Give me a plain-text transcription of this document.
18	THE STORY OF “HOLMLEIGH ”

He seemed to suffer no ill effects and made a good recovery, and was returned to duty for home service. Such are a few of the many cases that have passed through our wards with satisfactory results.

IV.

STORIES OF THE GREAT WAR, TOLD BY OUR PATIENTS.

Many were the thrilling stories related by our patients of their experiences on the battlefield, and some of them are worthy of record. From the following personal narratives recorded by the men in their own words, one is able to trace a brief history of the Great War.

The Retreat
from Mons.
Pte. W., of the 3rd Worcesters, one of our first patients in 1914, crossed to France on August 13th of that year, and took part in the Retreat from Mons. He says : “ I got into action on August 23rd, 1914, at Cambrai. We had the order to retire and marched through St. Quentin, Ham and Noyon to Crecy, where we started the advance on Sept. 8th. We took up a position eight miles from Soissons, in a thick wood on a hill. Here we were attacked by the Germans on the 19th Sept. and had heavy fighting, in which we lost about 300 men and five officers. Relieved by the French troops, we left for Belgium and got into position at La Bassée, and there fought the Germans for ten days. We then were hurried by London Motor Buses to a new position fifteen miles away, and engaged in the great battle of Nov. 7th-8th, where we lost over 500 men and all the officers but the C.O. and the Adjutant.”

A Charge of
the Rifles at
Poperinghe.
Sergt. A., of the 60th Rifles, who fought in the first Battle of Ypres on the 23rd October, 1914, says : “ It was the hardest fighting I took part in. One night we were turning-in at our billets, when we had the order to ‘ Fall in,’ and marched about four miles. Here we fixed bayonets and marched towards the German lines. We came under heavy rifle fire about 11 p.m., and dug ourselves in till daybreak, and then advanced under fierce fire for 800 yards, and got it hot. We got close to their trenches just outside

= = = = = = =

In the entries above, find each line with the word "their" and show it.

Many were the thrilling stories related by our patients of their experiences on the battlefield, and some of them are worthy of record. From the following personal narratives recorded by the men in their own words, one is able to trace a brief history of the Great War.
Sergt. A., of the 60th Rifles, who fought in the first Battle of Ypres on the 23rd October, 1914, says : “ It was the hardest fighting I took part in. One night we were turning-in at our billets, when we had the order to ‘ Fall in,’ and marched about four miles. Here we fixed bayonets and marched towards the German lines. We came under heavy rifle fire about 11 p.m., and dug ourselves in till daybreak, and then advanced under fierce fire for 800 yards, and got it hot. We got close to their trenches just outside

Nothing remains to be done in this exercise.